### Task goal
Using the records below, locate all lines containing "page" and return them.

___

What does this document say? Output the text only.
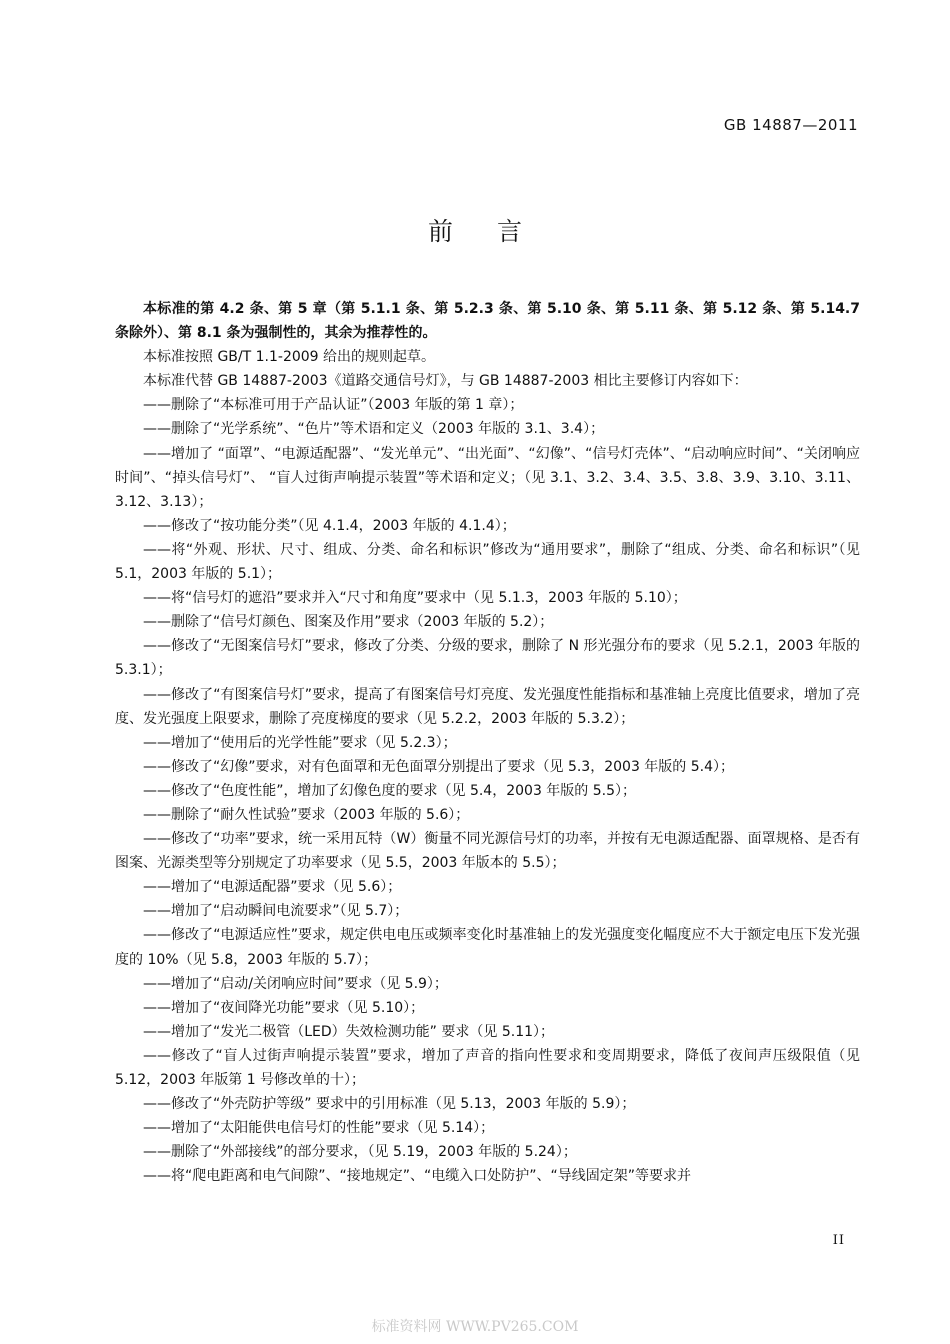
GB 14887—2011
前言

本标准的第 4.2 条、第 5 章（第 5.1.1 条、第 5.2.3 条、第 5.10 条、第 5.11 条、第 5.12 条、第 5.14.7 条除外）、第 8.1 条为强制性的，其余为推荐性的。

本标准按照 GB/T 1.1-2009 给出的规则起草。

本标准代替 GB 14887-2003《道路交通信号灯》，与 GB 14887-2003 相比主要修订内容如下：

——删除了“本标准可用于产品认证”（2003 年版的第 1 章）；

——删除了“光学系统”、“色片”等术语和定义（2003 年版的 3.1、3.4）；

——增加了 “面罩”、“电源适配器”、“发光单元”、“出光面”、“幻像”、“信号灯壳体”、“启动响应时间”、“关闭响应时间”、“掉头信号灯”、 “盲人过街声响提示装置”等术语和定义；（见 3.1、3.2、3.4、3.5、3.8、3.9、3.10、3.11、3.12、3.13）；

——修改了“按功能分类”（见 4.1.4，2003 年版的 4.1.4）；

——将“外观、形状、尺寸、组成、分类、命名和标识”修改为“通用要求”，删除了“组成、分类、命名和标识”（见 5.1，2003 年版的 5.1）；

——将“信号灯的遮沿”要求并入“尺寸和角度”要求中（见 5.1.3，2003 年版的 5.10）；

——删除了“信号灯颜色、图案及作用”要求（2003 年版的 5.2）；

——修改了“无图案信号灯”要求，修改了分类、分级的要求，删除了 N 形光强分布的要求（见 5.2.1，2003 年版的 5.3.1）；

——修改了“有图案信号灯”要求，提高了有图案信号灯亮度、发光强度性能指标和基准轴上亮度比值要求，增加了亮度、发光强度上限要求，删除了亮度梯度的要求（见 5.2.2，2003 年版的 5.3.2）；

——增加了“使用后的光学性能”要求（见 5.2.3）；

——修改了“幻像”要求，对有色面罩和无色面罩分别提出了要求（见 5.3，2003 年版的 5.4）；

——修改了“色度性能”，增加了幻像色度的要求（见 5.4，2003 年版的 5.5）；

——删除了“耐久性试验”要求（2003 年版的 5.6）；

——修改了“功率”要求，统一采用瓦特（W）衡量不同光源信号灯的功率，并按有无电源适配器、面罩规格、是否有图案、光源类型等分别规定了功率要求（见 5.5，2003 年版本的 5.5）；

——增加了“电源适配器”要求（见 5.6）；

——增加了“启动瞬间电流要求”（见 5.7）；

——修改了“电源适应性”要求，规定供电电压或频率变化时基准轴上的发光强度变化幅度应不大于额定电压下发光强度的 10%（见 5.8，2003 年版的 5.7）；

——增加了“启动/关闭响应时间”要求（见 5.9）；

——增加了“夜间降光功能”要求（见 5.10）；

——增加了“发光二极管（LED）失效检测功能” 要求（见 5.11）；

——修改了“盲人过街声响提示装置”要求，增加了声音的指向性要求和变周期要求，降低了夜间声压级限值（见 5.12，2003 年版第 1 号修改单的十）；

——修改了“外壳防护等级” 要求中的引用标准（见 5.13，2003 年版的 5.9）；

——增加了“太阳能供电信号灯的性能”要求（见 5.14）；

——删除了“外部接线”的部分要求，（见 5.19，2003 年版的 5.24）；

——将“爬电距离和电气间隙”、“接地规定”、“电缆入口处防护”、“导线固定架”等要求并

II
标准资料网 WWW.PV265.COM
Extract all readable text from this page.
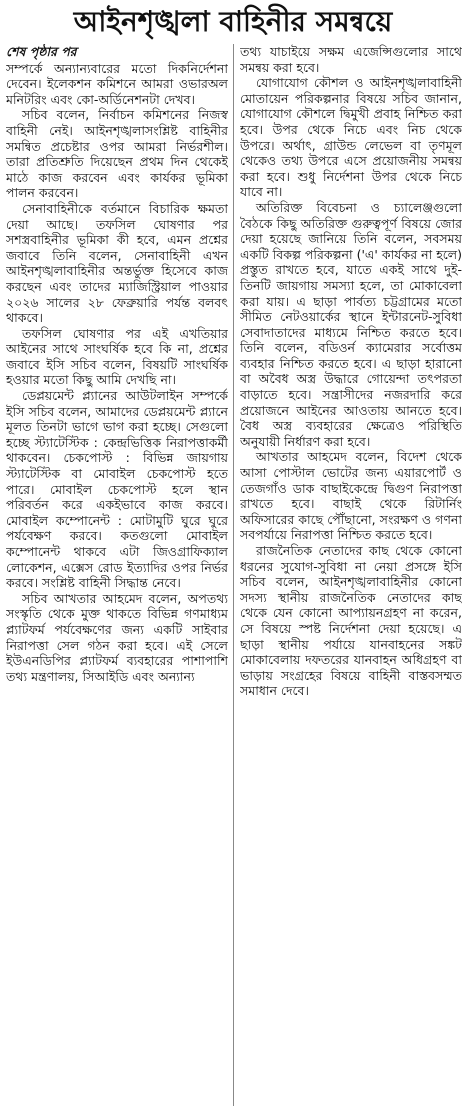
আইনশৃঙ্খলা বাহিনীর সমন্বয়ে
শেষ পৃষ্ঠার পর

সম্পর্কে অন্যান্যবারের মতো দিকনির্দেশনা দেবেন। ইলেকশন কমিশনে আমরা ওভারঅল মনিটরিং এবং কো-অর্ডিনেশনটা দেখব।

সচিব বলেন, নির্বাচন কমিশনের নিজস্ব বাহিনী নেই। আইনশৃঙ্খলাসংশ্লিষ্ট বাহিনীর সমন্বিত প্রচেষ্টার ওপর আমরা নির্ভরশীল। তারা প্রতিশ্রুতি দিয়েছেন প্রথম দিন থেকেই মাঠে কাজ করবেন এবং কার্যকর ভূমিকা পালন করবেন।

সেনাবাহিনীকে বর্তমানে বিচারিক ক্ষমতা দেয়া আছে। তফসিল ঘোষণার পর সশস্ত্রবাহিনীর ভূমিকা কী হবে, এমন প্রশ্নের জবাবে তিনি বলেন, সেনাবাহিনী এখন আইনশৃঙ্খলাবাহিনীর অন্তর্ভুক্ত হিসেবে কাজ করছেন এবং তাদের ম্যাজিস্ট্রিয়াল পাওয়ার ২০২৬ সালের ২৮ ফেব্রুয়ারি পর্যন্ত বলবৎ থাকবে।

তফসিল ঘোষণার পর এই এখতিয়ার আইনের সাথে সাংঘর্ষিক হবে কি না, প্রশ্নের জবাবে ইসি সচিব বলেন, বিষয়টি সাংঘর্ষিক হওয়ার মতো কিছু আমি দেখছি না।

ডেপ্লয়মেন্ট প্ল্যানের আউটলাইন সম্পর্কে ইসি সচিব বলেন, আমাদের ডেপ্লয়মেন্ট প্ল্যানে মূলত তিনটা ভাগে ভাগ করা হচ্ছে। সেগুলো হচ্ছে স্ট্যাটেস্টিক : কেন্দ্রভিত্তিক নিরাপত্তাকর্মী থাকবেন। চেকপোস্ট : বিভিন্ন জায়গায় স্ট্যাটেস্টিক বা মোবাইল চেকপোস্ট হতে পারে। মোবাইল চেকপোস্ট হলে স্থান পরিবর্তন করে একইভাবে কাজ করবে। মোবাইল কম্পোনেন্ট : মোটামুটি ঘুরে ঘুরে পর্যবেক্ষণ করবে। কতগুলো মোবাইল কম্পোনেন্ট থাকবে এটা জিওগ্রাফিক্যাল লোকেশন, এক্সেস রোড ইত্যাদির ওপর নির্ভর করবে। সংশ্লিষ্ট বাহিনী সিদ্ধান্ত নেবে।

সচিব আখতার আহমেদ বলেন, অপতথ্য সংস্কৃতি থেকে মুক্ত থাকতে বিভিন্ন গণমাধ্যম প্ল্যাটফর্ম পর্যবেক্ষণের জন্য একটি সাইবার নিরাপত্তা সেল গঠন করা হবে। এই সেলে ইউএনডিপির প্ল্যাটফর্ম ব্যবহারের পাশাপাশি তথ্য মন্ত্রণালয়, সিআইডি এবং অন্যান্য

তথ্য যাচাইয়ে সক্ষম এজেন্সিগুলোর সাথে সমন্বয় করা হবে।

যোগাযোগ কৌশল ও আইনশৃঙ্খলাবাহিনী মোতায়েন পরিকল্পনার বিষয়ে সচিব জানান, যোগাযোগ কৌশলে দ্বিমুখী প্রবাহ নিশ্চিত করা হবে। উপর থেকে নিচে এবং নিচ থেকে উপরে। অর্থাৎ, গ্রাউন্ড লেভেল বা তৃণমূল থেকেও তথ্য উপরে এসে প্রয়োজনীয় সমন্বয় করা হবে। শুধু নির্দেশনা উপর থেকে নিচে যাবে না।

অতিরিক্ত বিবেচনা ও চ্যালেঞ্জগুলো বৈঠকে কিছু অতিরিক্ত গুরুত্বপূর্ণ বিষয়ে জোর দেয়া হয়েছে জানিয়ে তিনি বলেন, সবসময় একটি বিকল্প পরিকল্পনা ('এ' কার্যকর না হলে) প্রস্তুত রাখতে হবে, যাতে একই সাথে দুই-তিনটি জায়গায় সমস্যা হলে, তা মোকাবেলা করা যায়। এ ছাড়া পার্বত্য চট্টগ্রামের মতো সীমিত নেটওয়ার্কের স্থানে ইন্টারনেট-সুবিধা সেবাদাতাদের মাধ্যমে নিশ্চিত করতে হবে। তিনি বলেন, বডিওর্ন ক্যামেরার সর্বোত্তম ব্যবহার নিশ্চিত করতে হবে। এ ছাড়া হারানো বা অবৈধ অস্ত্র উদ্ধারে গোয়েন্দা তৎপরতা বাড়াতে হবে। সন্ত্রাসীদের নজরদারি করে প্রয়োজনে আইনের আওতায় আনতে হবে। বৈধ অস্ত্র ব্যবহারের ক্ষেত্রেও পরিস্থিতি অনুযায়ী নির্ধারণ করা হবে।

আখতার আহমেদ বলেন, বিদেশ থেকে আসা পোস্টাল ভোটের জন্য এয়ারপোর্ট ও তেজগাঁও ডাক বাছাইকেন্দ্রে দ্বিগুণ নিরাপত্তা রাখতে হবে। বাছাই থেকে রিটার্নিং অফিসারের কাছে পৌঁছানো, সংরক্ষণ ও গণনা সবপর্যায়ে নিরাপত্তা নিশ্চিত করতে হবে।

রাজনৈতিক নেতাদের কাছ থেকে কোনো ধরনের সুযোগ-সুবিধা না নেয়া প্রসঙ্গে ইসি সচিব বলেন, আইনশৃঙ্খলাবাহিনীর কোনো সদস্য স্থানীয় রাজনৈতিক নেতাদের কাছ থেকে যেন কোনো আপ্যায়নগ্রহণ না করেন, সে বিষয়ে স্পষ্ট নির্দেশনা দেয়া হয়েছে। এ ছাড়া স্থানীয় পর্যায়ে যানবাহনের সঙ্কট মোকাবেলায় দফতরের যানবাহন অধিগ্রহণ বা ভাড়ায় সংগ্রহের বিষয়ে বাহিনী বাস্তবসম্মত সমাধান দেবে।
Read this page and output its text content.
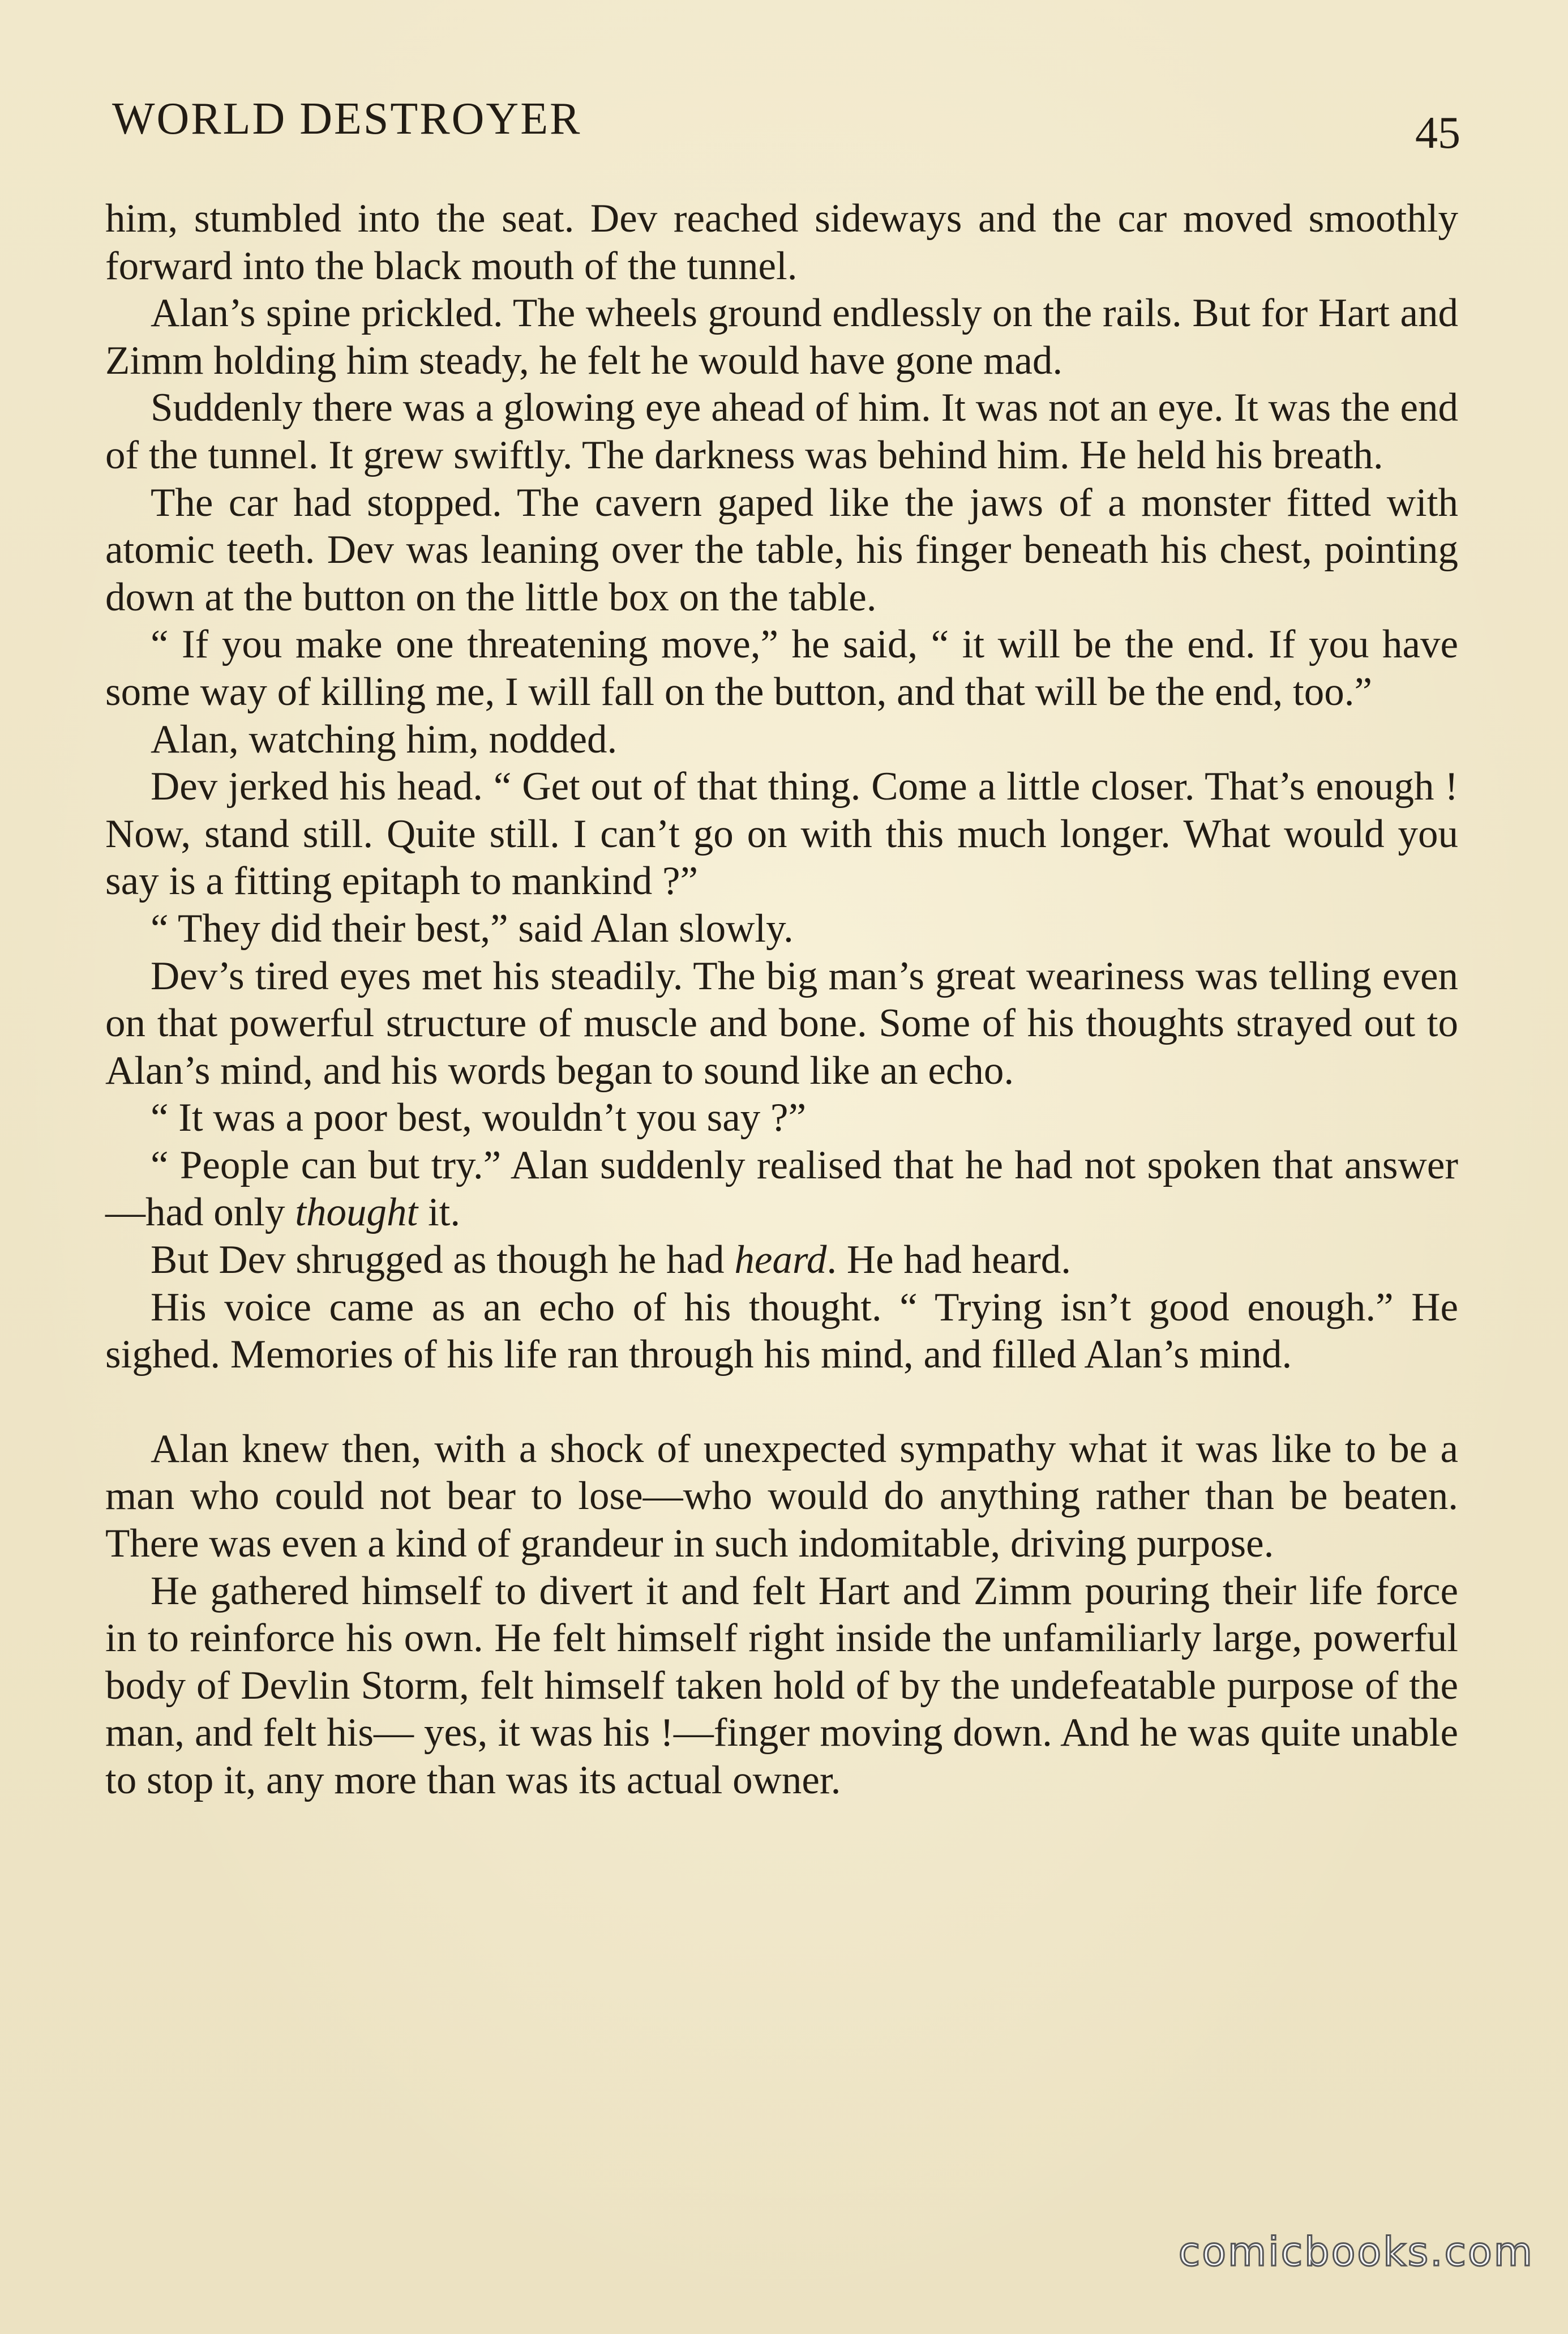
WORLD DESTROYER	45

him, stumbled into the seat. Dev reached sideways and the car moved smoothly forward into the black mouth of the tunnel.

Alan’s spine prickled. The wheels ground endlessly on the rails. But for Hart and Zimm holding him steady, he felt he would have gone mad.

Suddenly there was a glowing eye ahead of him. It was not an eye. It was the end of the tunnel. It grew swiftly. The darkness was behind him. He held his breath.

The car had stopped. The cavern gaped like the jaws of a monster fitted with atomic teeth. Dev was leaning over the table, his finger beneath his chest, pointing down at the button on the little box on the table.

“ If you make one threatening move,” he said, “ it will be the end. If you have some way of killing me, I will fall on the button, and that will be the end, too.”

Alan, watching him, nodded.

Dev jerked his head. “ Get out of that thing. Come a little closer. That’s enough ! Now, stand still. Quite still. I can’t go on with this much longer. What would you say is a fitting epitaph to mankind ?”

“ They did their best,” said Alan slowly.

Dev’s tired eyes met his steadily. The big man’s great weariness was telling even on that powerful structure of muscle and bone. Some of his thoughts strayed out to Alan’s mind, and his words began to sound like an echo.

“ It was a poor best, wouldn’t you say ?”

“ People can but try.” Alan suddenly realised that he had not spoken that answer—had only thought it.

But Dev shrugged as though he had heard. He had heard.

His voice came as an echo of his thought. “ Trying isn’t good enough.” He sighed. Memories of his life ran through his mind, and filled Alan’s mind.

Alan knew then, with a shock of unexpected sympathy what it was like to be a man who could not bear to lose—who would do anything rather than be beaten. There was even a kind of grandeur in such indomitable, driving purpose.

He gathered himself to divert it and felt Hart and Zimm pouring their life force in to reinforce his own. He felt himself right inside the unfamiliarly large, powerful body of Devlin Storm, felt himself taken hold of by the undefeatable purpose of the man, and felt his— yes, it was his !—finger moving down. And he was quite unable to stop it, any more than was its actual owner.

comicbooks.com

___

### Written answer
Extract all readable text from this page.
Read this page and output its text content.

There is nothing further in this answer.